▸ Data entries:
■ ■ ■ ■ ■ ■ ■

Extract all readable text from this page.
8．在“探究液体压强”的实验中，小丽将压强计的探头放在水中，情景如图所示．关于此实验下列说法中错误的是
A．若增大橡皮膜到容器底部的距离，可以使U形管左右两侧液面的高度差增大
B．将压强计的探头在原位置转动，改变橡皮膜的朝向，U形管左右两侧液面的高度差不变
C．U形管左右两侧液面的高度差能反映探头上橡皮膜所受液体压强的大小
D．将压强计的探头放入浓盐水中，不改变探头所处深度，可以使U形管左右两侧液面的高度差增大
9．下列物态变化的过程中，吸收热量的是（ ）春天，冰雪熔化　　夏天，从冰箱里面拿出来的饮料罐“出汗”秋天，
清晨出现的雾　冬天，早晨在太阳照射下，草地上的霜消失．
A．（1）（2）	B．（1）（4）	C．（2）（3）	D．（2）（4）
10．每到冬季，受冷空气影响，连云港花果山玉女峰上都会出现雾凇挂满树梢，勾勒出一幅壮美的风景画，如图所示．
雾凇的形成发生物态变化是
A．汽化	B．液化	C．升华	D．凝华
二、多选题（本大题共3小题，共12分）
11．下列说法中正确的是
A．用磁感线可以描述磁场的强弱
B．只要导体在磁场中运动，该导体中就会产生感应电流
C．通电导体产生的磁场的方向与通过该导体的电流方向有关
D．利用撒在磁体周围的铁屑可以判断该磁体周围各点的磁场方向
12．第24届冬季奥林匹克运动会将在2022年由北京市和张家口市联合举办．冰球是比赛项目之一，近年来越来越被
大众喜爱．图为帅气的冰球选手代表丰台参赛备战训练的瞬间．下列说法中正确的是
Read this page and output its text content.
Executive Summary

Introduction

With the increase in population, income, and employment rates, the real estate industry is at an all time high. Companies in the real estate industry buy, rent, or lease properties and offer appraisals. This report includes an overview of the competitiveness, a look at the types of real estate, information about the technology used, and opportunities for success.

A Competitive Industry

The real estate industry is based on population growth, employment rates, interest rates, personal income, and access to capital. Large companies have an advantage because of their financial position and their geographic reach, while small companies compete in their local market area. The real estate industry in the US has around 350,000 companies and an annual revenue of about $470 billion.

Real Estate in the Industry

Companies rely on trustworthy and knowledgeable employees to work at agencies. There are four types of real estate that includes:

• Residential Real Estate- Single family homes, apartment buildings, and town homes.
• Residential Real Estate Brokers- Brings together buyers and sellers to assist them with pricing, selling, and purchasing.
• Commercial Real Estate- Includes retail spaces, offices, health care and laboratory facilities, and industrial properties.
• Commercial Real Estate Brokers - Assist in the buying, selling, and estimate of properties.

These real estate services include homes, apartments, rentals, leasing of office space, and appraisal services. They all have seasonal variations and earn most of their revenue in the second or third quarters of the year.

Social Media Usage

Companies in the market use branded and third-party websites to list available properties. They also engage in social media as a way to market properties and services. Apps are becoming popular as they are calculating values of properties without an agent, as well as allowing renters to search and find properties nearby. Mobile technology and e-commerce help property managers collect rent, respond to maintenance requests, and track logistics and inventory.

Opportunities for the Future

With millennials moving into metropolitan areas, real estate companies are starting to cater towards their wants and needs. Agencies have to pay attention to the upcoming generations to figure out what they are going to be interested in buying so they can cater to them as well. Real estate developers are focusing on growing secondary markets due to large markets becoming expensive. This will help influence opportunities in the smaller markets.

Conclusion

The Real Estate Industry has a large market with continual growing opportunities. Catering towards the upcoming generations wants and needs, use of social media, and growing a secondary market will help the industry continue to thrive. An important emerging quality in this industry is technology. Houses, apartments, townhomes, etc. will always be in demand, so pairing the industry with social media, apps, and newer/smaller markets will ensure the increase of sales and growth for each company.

■ ■ ■ ■ ■ ■ ■

Write down every line of the data exactly as it appears above.

▸ COMPLETED TASK:
Extract all readable text from this page.
8．在“探究液体压强”的实验中，小丽将压强计的探头放在水中，情景如图所示．关于此实验下列说法中错误的是
A．若增大橡皮膜到容器底部的距离，可以使U形管左右两侧液面的高度差增大
B．将压强计的探头在原位置转动，改变橡皮膜的朝向，U形管左右两侧液面的高度差不变
C．U形管左右两侧液面的高度差能反映探头上橡皮膜所受液体压强的大小
D．将压强计的探头放入浓盐水中，不改变探头所处深度，可以使U形管左右两侧液面的高度差增大
9．下列物态变化的过程中，吸收热量的是（ ）春天，冰雪熔化　　夏天，从冰箱里面拿出来的饮料罐“出汗”秋天，
清晨出现的雾　冬天，早晨在太阳照射下，草地上的霜消失．
A．（1）（2）	B．（1）（4）	C．（2）（3）	D．（2）（4）
10．每到冬季，受冷空气影响，连云港花果山玉女峰上都会出现雾凇挂满树梢，勾勒出一幅壮美的风景画，如图所示．
雾凇的形成发生物态变化是
A．汽化	B．液化	C．升华	D．凝华
二、多选题（本大题共3小题，共12分）
11．下列说法中正确的是
A．用磁感线可以描述磁场的强弱
B．只要导体在磁场中运动，该导体中就会产生感应电流
C．通电导体产生的磁场的方向与通过该导体的电流方向有关
D．利用撒在磁体周围的铁屑可以判断该磁体周围各点的磁场方向
12．第24届冬季奥林匹克运动会将在2022年由北京市和张家口市联合举办．冰球是比赛项目之一，近年来越来越被
大众喜爱．图为帅气的冰球选手代表丰台参赛备战训练的瞬间．下列说法中正确的是
Read this page and output its text content.
Executive Summary

Introduction

With the increase in population, income, and employment rates, the real estate industry is at an all time high. Companies in the real estate industry buy, rent, or lease properties and offer appraisals. This report includes an overview of the competitiveness, a look at the types of real estate, information about the technology used, and opportunities for success.

A Competitive Industry

The real estate industry is based on population growth, employment rates, interest rates, personal income, and access to capital. Large companies have an advantage because of their financial position and their geographic reach, while small companies compete in their local market area. The real estate industry in the US has around 350,000 companies and an annual revenue of about $470 billion.

Real Estate in the Industry

Companies rely on trustworthy and knowledgeable employees to work at agencies. There are four types of real estate that includes:

• Residential Real Estate- Single family homes, apartment buildings, and town homes.
• Residential Real Estate Brokers- Brings together buyers and sellers to assist them with pricing, selling, and purchasing.
• Commercial Real Estate- Includes retail spaces, offices, health care and laboratory facilities, and industrial properties.
• Commercial Real Estate Brokers - Assist in the buying, selling, and estimate of properties.

These real estate services include homes, apartments, rentals, leasing of office space, and appraisal services. They all have seasonal variations and earn most of their revenue in the second or third quarters of the year.

Social Media Usage

Companies in the market use branded and third-party websites to list available properties. They also engage in social media as a way to market properties and services. Apps are becoming popular as they are calculating values of properties without an agent, as well as allowing renters to search and find properties nearby. Mobile technology and e-commerce help property managers collect rent, respond to maintenance requests, and track logistics and inventory.

Opportunities for the Future

With millennials moving into metropolitan areas, real estate companies are starting to cater towards their wants and needs. Agencies have to pay attention to the upcoming generations to figure out what they are going to be interested in buying so they can cater to them as well. Real estate developers are focusing on growing secondary markets due to large markets becoming expensive. This will help influence opportunities in the smaller markets.

Conclusion

The Real Estate Industry has a large market with continual growing opportunities. Catering towards the upcoming generations wants and needs, use of social media, and growing a secondary market will help the industry continue to thrive. An important emerging quality in this industry is technology. Houses, apartments, townhomes, etc. will always be in demand, so pairing the industry with social media, apps, and newer/smaller markets will ensure the increase of sales and growth for each company.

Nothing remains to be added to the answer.